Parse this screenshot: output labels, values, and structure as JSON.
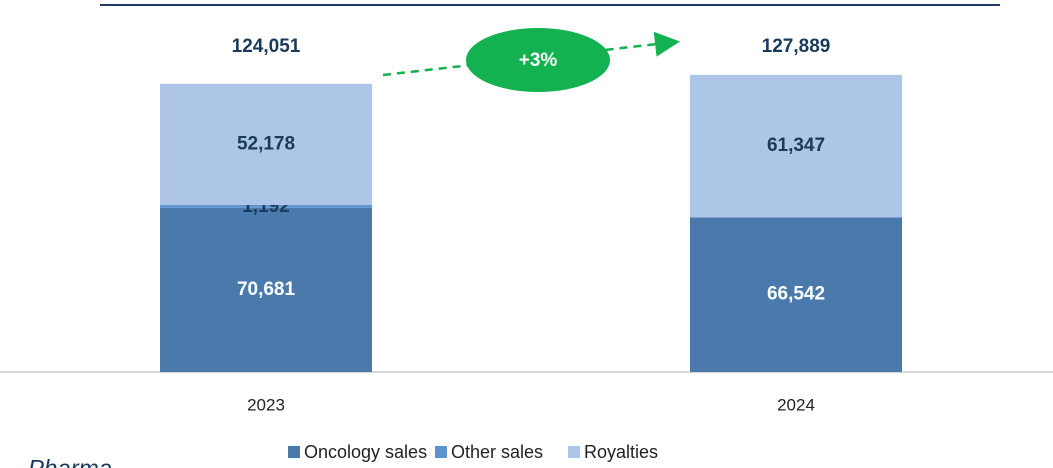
{
  "chart_data": {
    "type": "stacked_bar",
    "categories": [
      "2023",
      "2024"
    ],
    "series": [
      {
        "name": "Oncology sales",
        "color": "#4a7aab",
        "values": [
          70681,
          66542
        ],
        "value_labels": [
          "70,681",
          "66,542"
        ]
      },
      {
        "name": "Other sales",
        "color": "#5b93cf",
        "values": [
          1192,
          0
        ],
        "value_labels": [
          "1,192",
          null
        ]
      },
      {
        "name": "Royalties",
        "color": "#adc5e6",
        "values": [
          52178,
          61347
        ],
        "value_labels": [
          "52,178",
          "61,347"
        ]
      }
    ],
    "totals": {
      "values": [
        124051,
        127889
      ],
      "labels": [
        "124,051",
        "127,889"
      ]
    },
    "annotation": "+3%",
    "footer": "Pharma",
    "ylim": [
      0,
      130000
    ],
    "legend": "bottom"
  }
}
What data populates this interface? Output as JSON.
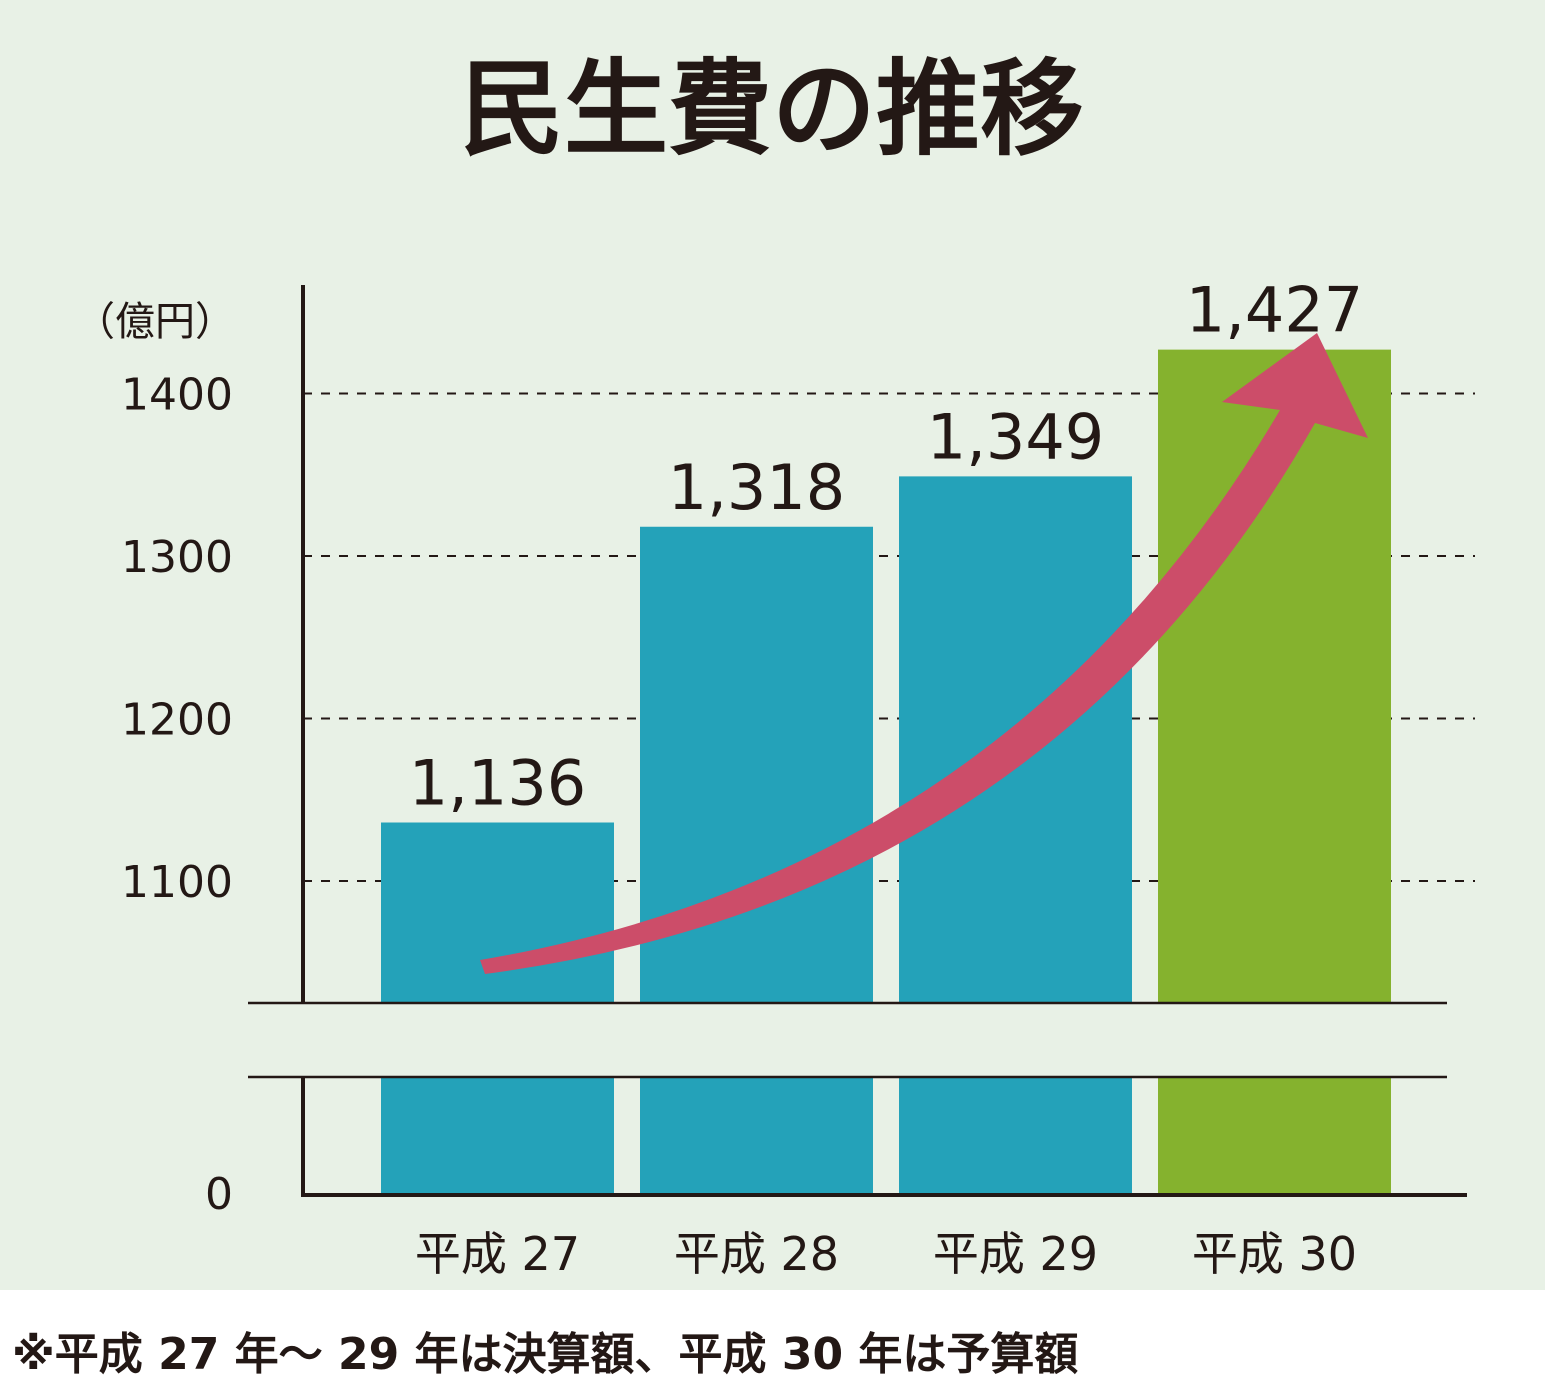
{
  "chart_data": {
    "type": "bar",
    "title": "民生費の推移",
    "unit_label": "（億円）",
    "categories": [
      "平成 27",
      "平成 28",
      "平成 29",
      "平成 30"
    ],
    "values": [
      1136,
      1318,
      1349,
      1427
    ],
    "value_labels": [
      "1,136",
      "1,318",
      "1,349",
      "1,427"
    ],
    "yticks": [
      {
        "value": 0,
        "label": "0"
      },
      {
        "value": 1100,
        "label": "1100"
      },
      {
        "value": 1200,
        "label": "1200"
      },
      {
        "value": 1300,
        "label": "1300"
      },
      {
        "value": 1400,
        "label": "1400"
      }
    ],
    "ylim_upper": [
      1025,
      1475
    ],
    "axis_break": true,
    "grid": "dashed horizontal at 1100, 1200, 1300, 1400",
    "bar_colors": [
      "#24a2b9",
      "#24a2b9",
      "#24a2b9",
      "#85b22e"
    ],
    "trend_arrow_color": "#cc4d69"
  },
  "footnote": "※平成 27 年～ 29 年は決算額、平成 30 年は予算額"
}
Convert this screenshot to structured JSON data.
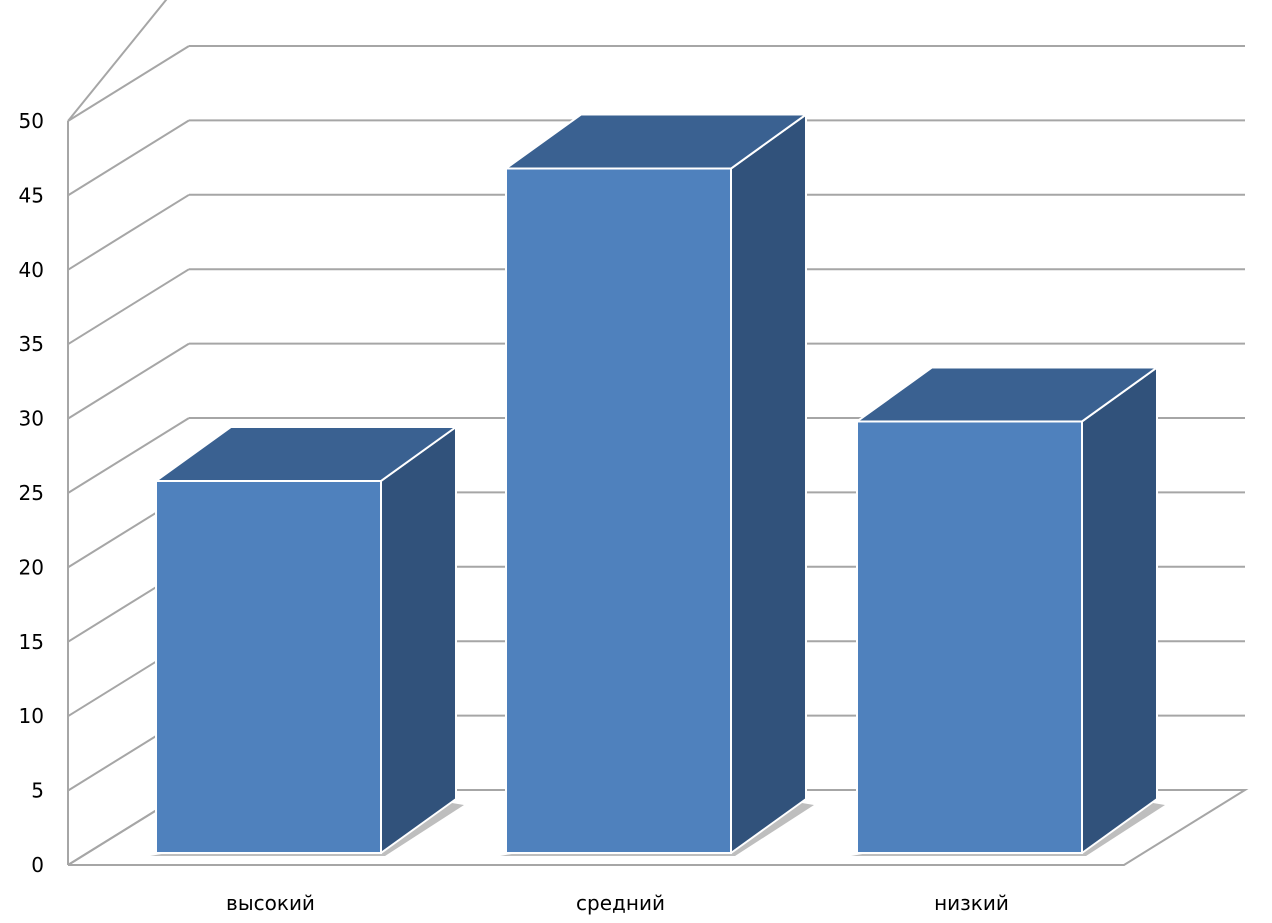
{
  "chart_data": {
    "type": "bar",
    "style": "3d-column",
    "categories": [
      "высокий",
      "средний",
      "низкий"
    ],
    "values": [
      25,
      46,
      29
    ],
    "ylim": [
      0,
      50
    ],
    "yticks": [
      0,
      5,
      10,
      15,
      20,
      25,
      30,
      35,
      40,
      45,
      50
    ],
    "grid": true,
    "legend": "none",
    "colors": {
      "front": "#4f81bd",
      "side": "#31527b",
      "top": "#3a6191",
      "grid": "#a6a6a6",
      "shadow": "#b7b7b7"
    }
  }
}
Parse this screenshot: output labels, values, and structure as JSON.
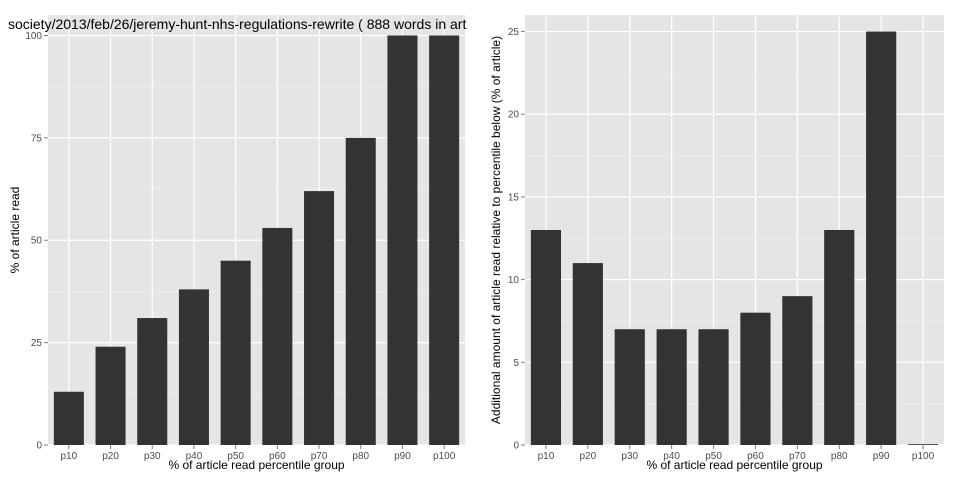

■ SET PROBLEM:
Restate verbatim the lines running from the line with "What data populates" through the end of the material; both ends count, and images are omitted.

■ RESPONSE FOR THIS EXERCISE:
What data populates this interface? Output as JSON.
{
  "chart_data": {
    "type": "bar",
    "title": "民生費の推移",
    "unit_label": "（億円）",
    "categories": [
      "平成 27",
      "平成 28",
      "平成 29",
      "平成 30"
    ],
    "values": [
      1136,
      1318,
      1349,
      1427
    ],
    "value_labels": [
      "1,136",
      "1,318",
      "1,349",
      "1,427"
    ],
    "yticks": [
      {
        "value": 0,
        "label": "0"
      },
      {
        "value": 1100,
        "label": "1100"
      },
      {
        "value": 1200,
        "label": "1200"
      },
      {
        "value": 1300,
        "label": "1300"
      },
      {
        "value": 1400,
        "label": "1400"
      }
    ],
    "ylim_upper": [
      1025,
      1475
    ],
    "axis_break": true,
    "grid": "dashed horizontal at 1100, 1200, 1300, 1400",
    "bar_colors": [
      "#24a2b9",
      "#24a2b9",
      "#24a2b9",
      "#85b22e"
    ],
    "trend_arrow_color": "#cc4d69"
  },
  "footnote": "※平成 27 年～ 29 年は決算額、平成 30 年は予算額"
}
Convert this screenshot to structured JSON data.
{
  "chart_data": {
    "type": "bar",
    "style": "3d-column",
    "categories": [
      "высокий",
      "средний",
      "низкий"
    ],
    "values": [
      25,
      46,
      29
    ],
    "ylim": [
      0,
      50
    ],
    "yticks": [
      0,
      5,
      10,
      15,
      20,
      25,
      30,
      35,
      40,
      45,
      50
    ],
    "grid": true,
    "legend": "none",
    "colors": {
      "front": "#4f81bd",
      "side": "#31527b",
      "top": "#3a6191",
      "grid": "#a6a6a6",
      "shadow": "#b7b7b7"
    }
  }
}
Parse this screenshot: output labels, values, and structure as JSON.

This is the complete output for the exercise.